→ EXERCISE
Are you able to quote each entry exactly as written?
═════ RECORDED DATA
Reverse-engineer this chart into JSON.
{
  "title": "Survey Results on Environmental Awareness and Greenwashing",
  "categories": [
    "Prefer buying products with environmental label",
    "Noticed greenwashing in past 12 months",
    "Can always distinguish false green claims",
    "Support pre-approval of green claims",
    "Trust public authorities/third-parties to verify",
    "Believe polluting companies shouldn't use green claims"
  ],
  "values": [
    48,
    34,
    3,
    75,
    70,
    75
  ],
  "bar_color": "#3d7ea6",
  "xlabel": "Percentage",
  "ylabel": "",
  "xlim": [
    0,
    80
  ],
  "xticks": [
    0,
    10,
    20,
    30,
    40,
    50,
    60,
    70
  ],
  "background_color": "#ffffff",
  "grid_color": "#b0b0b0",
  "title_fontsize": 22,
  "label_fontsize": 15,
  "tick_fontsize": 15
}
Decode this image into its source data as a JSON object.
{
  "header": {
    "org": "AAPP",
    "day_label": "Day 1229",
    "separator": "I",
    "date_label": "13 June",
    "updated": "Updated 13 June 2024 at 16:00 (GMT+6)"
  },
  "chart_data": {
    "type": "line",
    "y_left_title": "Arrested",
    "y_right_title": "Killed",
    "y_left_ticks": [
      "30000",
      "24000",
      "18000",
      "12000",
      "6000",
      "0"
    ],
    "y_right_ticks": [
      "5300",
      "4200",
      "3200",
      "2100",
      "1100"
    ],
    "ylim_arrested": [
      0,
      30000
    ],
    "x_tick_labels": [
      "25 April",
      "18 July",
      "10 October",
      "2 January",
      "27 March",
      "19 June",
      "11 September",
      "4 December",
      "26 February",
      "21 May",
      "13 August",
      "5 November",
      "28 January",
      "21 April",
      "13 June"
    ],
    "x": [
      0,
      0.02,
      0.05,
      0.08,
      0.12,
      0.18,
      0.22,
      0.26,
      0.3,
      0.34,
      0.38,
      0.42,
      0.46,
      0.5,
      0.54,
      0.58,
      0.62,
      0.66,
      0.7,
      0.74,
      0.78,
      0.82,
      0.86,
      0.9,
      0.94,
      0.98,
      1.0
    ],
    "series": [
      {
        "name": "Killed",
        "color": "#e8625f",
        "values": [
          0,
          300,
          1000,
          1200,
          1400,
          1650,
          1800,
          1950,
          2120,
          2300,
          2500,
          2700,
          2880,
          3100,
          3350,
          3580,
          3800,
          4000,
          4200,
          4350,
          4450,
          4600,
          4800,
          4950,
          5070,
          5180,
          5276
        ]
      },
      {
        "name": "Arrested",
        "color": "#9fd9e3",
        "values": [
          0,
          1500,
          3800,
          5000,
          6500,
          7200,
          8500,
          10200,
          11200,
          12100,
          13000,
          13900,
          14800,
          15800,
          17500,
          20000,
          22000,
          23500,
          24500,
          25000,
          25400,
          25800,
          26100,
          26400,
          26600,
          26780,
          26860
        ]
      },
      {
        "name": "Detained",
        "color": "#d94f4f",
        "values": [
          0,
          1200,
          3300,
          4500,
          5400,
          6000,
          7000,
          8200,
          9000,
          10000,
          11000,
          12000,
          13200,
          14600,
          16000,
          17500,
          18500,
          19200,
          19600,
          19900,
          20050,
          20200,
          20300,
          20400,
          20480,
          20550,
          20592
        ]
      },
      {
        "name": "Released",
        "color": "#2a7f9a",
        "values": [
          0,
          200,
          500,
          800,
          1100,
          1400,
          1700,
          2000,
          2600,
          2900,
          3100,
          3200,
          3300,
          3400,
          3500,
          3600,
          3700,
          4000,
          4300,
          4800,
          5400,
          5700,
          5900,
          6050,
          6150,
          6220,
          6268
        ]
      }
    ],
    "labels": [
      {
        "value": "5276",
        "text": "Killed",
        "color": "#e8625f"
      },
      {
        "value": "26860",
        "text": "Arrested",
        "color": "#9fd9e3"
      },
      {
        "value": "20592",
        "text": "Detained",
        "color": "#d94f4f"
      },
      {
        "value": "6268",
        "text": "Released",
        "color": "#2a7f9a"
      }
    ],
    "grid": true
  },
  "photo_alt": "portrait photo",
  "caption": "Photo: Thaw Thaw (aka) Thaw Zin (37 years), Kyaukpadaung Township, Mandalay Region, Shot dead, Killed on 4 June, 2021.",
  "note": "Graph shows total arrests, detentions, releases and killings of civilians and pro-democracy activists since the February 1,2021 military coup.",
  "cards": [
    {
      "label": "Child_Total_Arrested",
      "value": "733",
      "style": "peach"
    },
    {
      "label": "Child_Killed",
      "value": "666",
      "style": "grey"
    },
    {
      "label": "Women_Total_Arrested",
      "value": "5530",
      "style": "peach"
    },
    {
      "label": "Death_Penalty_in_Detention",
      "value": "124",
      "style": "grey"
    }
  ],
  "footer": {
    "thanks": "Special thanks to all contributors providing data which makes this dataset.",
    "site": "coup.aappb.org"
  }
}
══════════
→ CORRECT RESULT
Reverse-engineer this chart into JSON.
{
  "title": "Survey Results on Environmental Awareness and Greenwashing",
  "categories": [
    "Prefer buying products with environmental label",
    "Noticed greenwashing in past 12 months",
    "Can always distinguish false green claims",
    "Support pre-approval of green claims",
    "Trust public authorities/third-parties to verify",
    "Believe polluting companies shouldn't use green claims"
  ],
  "values": [
    48,
    34,
    3,
    75,
    70,
    75
  ],
  "bar_color": "#3d7ea6",
  "xlabel": "Percentage",
  "ylabel": "",
  "xlim": [
    0,
    80
  ],
  "xticks": [
    0,
    10,
    20,
    30,
    40,
    50,
    60,
    70
  ],
  "background_color": "#ffffff",
  "grid_color": "#b0b0b0",
  "title_fontsize": 22,
  "label_fontsize": 15,
  "tick_fontsize": 15
}
Decode this image into its source data as a JSON object.
{
  "header": {
    "org": "AAPP",
    "day_label": "Day 1229",
    "separator": "I",
    "date_label": "13 June",
    "updated": "Updated 13 June 2024 at 16:00 (GMT+6)"
  },
  "chart_data": {
    "type": "line",
    "y_left_title": "Arrested",
    "y_right_title": "Killed",
    "y_left_ticks": [
      "30000",
      "24000",
      "18000",
      "12000",
      "6000",
      "0"
    ],
    "y_right_ticks": [
      "5300",
      "4200",
      "3200",
      "2100",
      "1100"
    ],
    "ylim_arrested": [
      0,
      30000
    ],
    "x_tick_labels": [
      "25 April",
      "18 July",
      "10 October",
      "2 January",
      "27 March",
      "19 June",
      "11 September",
      "4 December",
      "26 February",
      "21 May",
      "13 August",
      "5 November",
      "28 January",
      "21 April",
      "13 June"
    ],
    "x": [
      0,
      0.02,
      0.05,
      0.08,
      0.12,
      0.18,
      0.22,
      0.26,
      0.3,
      0.34,
      0.38,
      0.42,
      0.46,
      0.5,
      0.54,
      0.58,
      0.62,
      0.66,
      0.7,
      0.74,
      0.78,
      0.82,
      0.86,
      0.9,
      0.94,
      0.98,
      1.0
    ],
    "series": [
      {
        "name": "Killed",
        "color": "#e8625f",
        "values": [
          0,
          300,
          1000,
          1200,
          1400,
          1650,
          1800,
          1950,
          2120,
          2300,
          2500,
          2700,
          2880,
          3100,
          3350,
          3580,
          3800,
          4000,
          4200,
          4350,
          4450,
          4600,
          4800,
          4950,
          5070,
          5180,
          5276
        ]
      },
      {
        "name": "Arrested",
        "color": "#9fd9e3",
        "values": [
          0,
          1500,
          3800,
          5000,
          6500,
          7200,
          8500,
          10200,
          11200,
          12100,
          13000,
          13900,
          14800,
          15800,
          17500,
          20000,
          22000,
          23500,
          24500,
          25000,
          25400,
          25800,
          26100,
          26400,
          26600,
          26780,
          26860
        ]
      },
      {
        "name": "Detained",
        "color": "#d94f4f",
        "values": [
          0,
          1200,
          3300,
          4500,
          5400,
          6000,
          7000,
          8200,
          9000,
          10000,
          11000,
          12000,
          13200,
          14600,
          16000,
          17500,
          18500,
          19200,
          19600,
          19900,
          20050,
          20200,
          20300,
          20400,
          20480,
          20550,
          20592
        ]
      },
      {
        "name": "Released",
        "color": "#2a7f9a",
        "values": [
          0,
          200,
          500,
          800,
          1100,
          1400,
          1700,
          2000,
          2600,
          2900,
          3100,
          3200,
          3300,
          3400,
          3500,
          3600,
          3700,
          4000,
          4300,
          4800,
          5400,
          5700,
          5900,
          6050,
          6150,
          6220,
          6268
        ]
      }
    ],
    "labels": [
      {
        "value": "5276",
        "text": "Killed",
        "color": "#e8625f"
      },
      {
        "value": "26860",
        "text": "Arrested",
        "color": "#9fd9e3"
      },
      {
        "value": "20592",
        "text": "Detained",
        "color": "#d94f4f"
      },
      {
        "value": "6268",
        "text": "Released",
        "color": "#2a7f9a"
      }
    ],
    "grid": true
  },
  "photo_alt": "portrait photo",
  "caption": "Photo: Thaw Thaw (aka) Thaw Zin (37 years), Kyaukpadaung Township, Mandalay Region, Shot dead, Killed on 4 June, 2021.",
  "note": "Graph shows total arrests, detentions, releases and killings of civilians and pro-democracy activists since the February 1,2021 military coup.",
  "cards": [
    {
      "label": "Child_Total_Arrested",
      "value": "733",
      "style": "peach"
    },
    {
      "label": "Child_Killed",
      "value": "666",
      "style": "grey"
    },
    {
      "label": "Women_Total_Arrested",
      "value": "5530",
      "style": "peach"
    },
    {
      "label": "Death_Penalty_in_Detention",
      "value": "124",
      "style": "grey"
    }
  ],
  "footer": {
    "thanks": "Special thanks to all contributors providing data which makes this dataset.",
    "site": "coup.aappb.org"
  }
}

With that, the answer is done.